▶ Written exercise:
All entries are to be given again verbatim.

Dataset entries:
============================================================

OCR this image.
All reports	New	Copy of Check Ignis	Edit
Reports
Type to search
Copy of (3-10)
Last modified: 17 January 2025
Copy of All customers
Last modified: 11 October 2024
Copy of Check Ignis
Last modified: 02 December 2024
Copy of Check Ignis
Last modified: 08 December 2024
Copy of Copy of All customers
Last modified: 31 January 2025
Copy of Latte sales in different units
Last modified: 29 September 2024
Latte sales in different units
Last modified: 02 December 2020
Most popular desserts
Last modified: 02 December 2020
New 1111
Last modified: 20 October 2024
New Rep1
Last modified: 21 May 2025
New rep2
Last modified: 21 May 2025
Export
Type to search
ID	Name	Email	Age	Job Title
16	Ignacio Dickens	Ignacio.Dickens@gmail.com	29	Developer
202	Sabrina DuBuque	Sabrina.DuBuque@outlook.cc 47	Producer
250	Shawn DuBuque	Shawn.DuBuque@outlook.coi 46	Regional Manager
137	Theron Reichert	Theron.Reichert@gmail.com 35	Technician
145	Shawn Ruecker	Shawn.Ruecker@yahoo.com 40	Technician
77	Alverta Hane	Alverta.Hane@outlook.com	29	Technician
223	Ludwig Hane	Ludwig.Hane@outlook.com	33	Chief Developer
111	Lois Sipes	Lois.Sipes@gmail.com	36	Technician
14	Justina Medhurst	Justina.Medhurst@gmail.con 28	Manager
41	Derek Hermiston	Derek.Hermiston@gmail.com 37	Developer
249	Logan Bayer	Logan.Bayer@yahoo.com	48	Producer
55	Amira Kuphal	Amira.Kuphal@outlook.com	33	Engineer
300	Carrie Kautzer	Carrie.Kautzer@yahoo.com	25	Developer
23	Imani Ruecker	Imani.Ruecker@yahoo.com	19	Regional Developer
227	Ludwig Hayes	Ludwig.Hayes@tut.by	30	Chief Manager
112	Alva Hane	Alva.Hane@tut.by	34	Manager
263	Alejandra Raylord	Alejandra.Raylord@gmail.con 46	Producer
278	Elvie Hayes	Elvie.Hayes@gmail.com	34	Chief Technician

============================================================

▶ Solution:
OCR this image.
All reports	New	Copy of Check Ignis	Edit
Reports
Type to search
Copy of (3-10)
Last modified: 17 January 2025
Copy of All customers
Last modified: 11 October 2024
Copy of Check Ignis
Last modified: 02 December 2024
Copy of Check Ignis
Last modified: 08 December 2024
Copy of Copy of All customers
Last modified: 31 January 2025
Copy of Latte sales in different units
Last modified: 29 September 2024
Latte sales in different units
Last modified: 02 December 2020
Most popular desserts
Last modified: 02 December 2020
New 1111
Last modified: 20 October 2024
New Rep1
Last modified: 21 May 2025
New rep2
Last modified: 21 May 2025
Export
Type to search
ID	Name	Email	Age	Job Title
16	Ignacio Dickens	Ignacio.Dickens@gmail.com	29	Developer
202	Sabrina DuBuque	Sabrina.DuBuque@outlook.cc 47	Producer
250	Shawn DuBuque	Shawn.DuBuque@outlook.coi 46	Regional Manager
137	Theron Reichert	Theron.Reichert@gmail.com 35	Technician
145	Shawn Ruecker	Shawn.Ruecker@yahoo.com 40	Technician
77	Alverta Hane	Alverta.Hane@outlook.com	29	Technician
223	Ludwig Hane	Ludwig.Hane@outlook.com	33	Chief Developer
111	Lois Sipes	Lois.Sipes@gmail.com	36	Technician
14	Justina Medhurst	Justina.Medhurst@gmail.con 28	Manager
41	Derek Hermiston	Derek.Hermiston@gmail.com 37	Developer
249	Logan Bayer	Logan.Bayer@yahoo.com	48	Producer
55	Amira Kuphal	Amira.Kuphal@outlook.com	33	Engineer
300	Carrie Kautzer	Carrie.Kautzer@yahoo.com	25	Developer
23	Imani Ruecker	Imani.Ruecker@yahoo.com	19	Regional Developer
227	Ludwig Hayes	Ludwig.Hayes@tut.by	30	Chief Manager
112	Alva Hane	Alva.Hane@tut.by	34	Manager
263	Alejandra Raylord	Alejandra.Raylord@gmail.con 46	Producer
278	Elvie Hayes	Elvie.Hayes@gmail.com	34	Chief Technician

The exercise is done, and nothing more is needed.